— Start of Records provided —
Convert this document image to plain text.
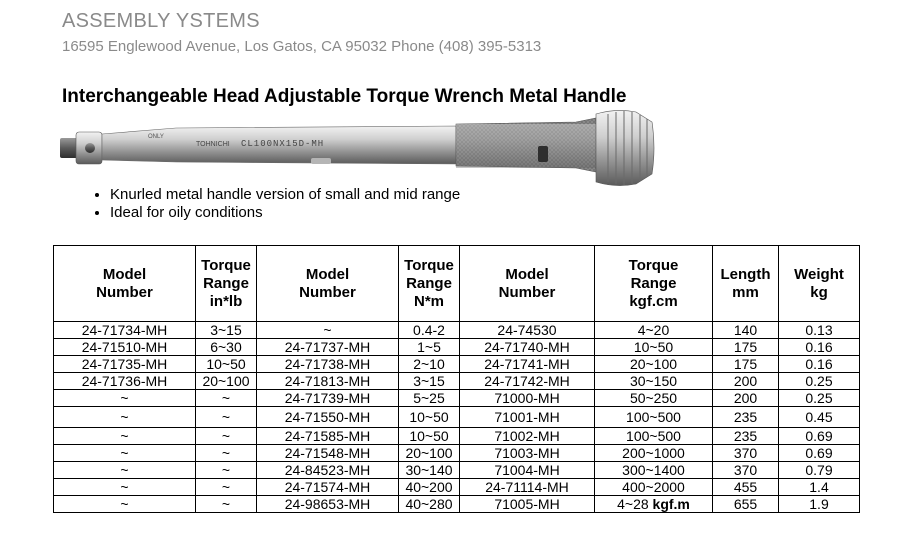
ASSEMBLY YSTEMS
16595 Englewood Avenue, Los Gatos, CA 95032 Phone (408) 395-5313
Interchangeable Head Adjustable Torque Wrench Metal Handle
TOHNICHI CL100NX15D-MH
ONLY
• Knurled metal handle version of small and mid range
• Ideal for oily conditions
Model
Number	Torque
Range
in*lb	Model
Number	Torque
Range
N*m	Model
Number	Torque
Range
kgf.cm	Length
mm	Weight
kg
24-71734-MH	3~15	~	0.4-2	24-74530	4~20	140	0.13
24-71510-MH	6~30	24-71737-MH	1~5	24-71740-MH	10~50	175	0.16
24-71735-MH	10~50	24-71738-MH	2~10	24-71741-MH	20~100	175	0.16
24-71736-MH	20~100	24-71813-MH	3~15	24-71742-MH	30~150	200	0.25
~	~	24-71739-MH	5~25	71000-MH	50~250	200	0.25
~	~	24-71550-MH	10~50	71001-MH	100~500	235	0.45
~	~	24-71585-MH	10~50	71002-MH	100~500	235	0.69
~	~	24-71548-MH	20~100	71003-MH	200~1000	370	0.69
~	~	24-84523-MH	30~140	71004-MH	300~1400	370	0.79
~	~	24-71574-MH	40~200	24-71114-MH	400~2000	455	1.4
~	~	24-98653-MH	40~280	71005-MH	4~28 kgf.m	655	1.9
— End of Records provided —
# Aim
Go back to the records above and write them out exactly, without the pictures.

# Complete output
Convert this document image to plain text.
ASSEMBLY YSTEMS
16595 Englewood Avenue, Los Gatos, CA 95032 Phone (408) 395-5313
Interchangeable Head Adjustable Torque Wrench Metal Handle
TOHNICHI CL100NX15D-MH
ONLY
• Knurled metal handle version of small and mid range
• Ideal for oily conditions
Model
Number	Torque
Range
in*lb	Model
Number	Torque
Range
N*m	Model
Number	Torque
Range
kgf.cm	Length
mm	Weight
kg
24-71734-MH	3~15	~	0.4-2	24-74530	4~20	140	0.13
24-71510-MH	6~30	24-71737-MH	1~5	24-71740-MH	10~50	175	0.16
24-71735-MH	10~50	24-71738-MH	2~10	24-71741-MH	20~100	175	0.16
24-71736-MH	20~100	24-71813-MH	3~15	24-71742-MH	30~150	200	0.25
~	~	24-71739-MH	5~25	71000-MH	50~250	200	0.25
~	~	24-71550-MH	10~50	71001-MH	100~500	235	0.45
~	~	24-71585-MH	10~50	71002-MH	100~500	235	0.69
~	~	24-71548-MH	20~100	71003-MH	200~1000	370	0.69
~	~	24-84523-MH	30~140	71004-MH	300~1400	370	0.79
~	~	24-71574-MH	40~200	24-71114-MH	400~2000	455	1.4
~	~	24-98653-MH	40~280	71005-MH	4~28 kgf.m	655	1.9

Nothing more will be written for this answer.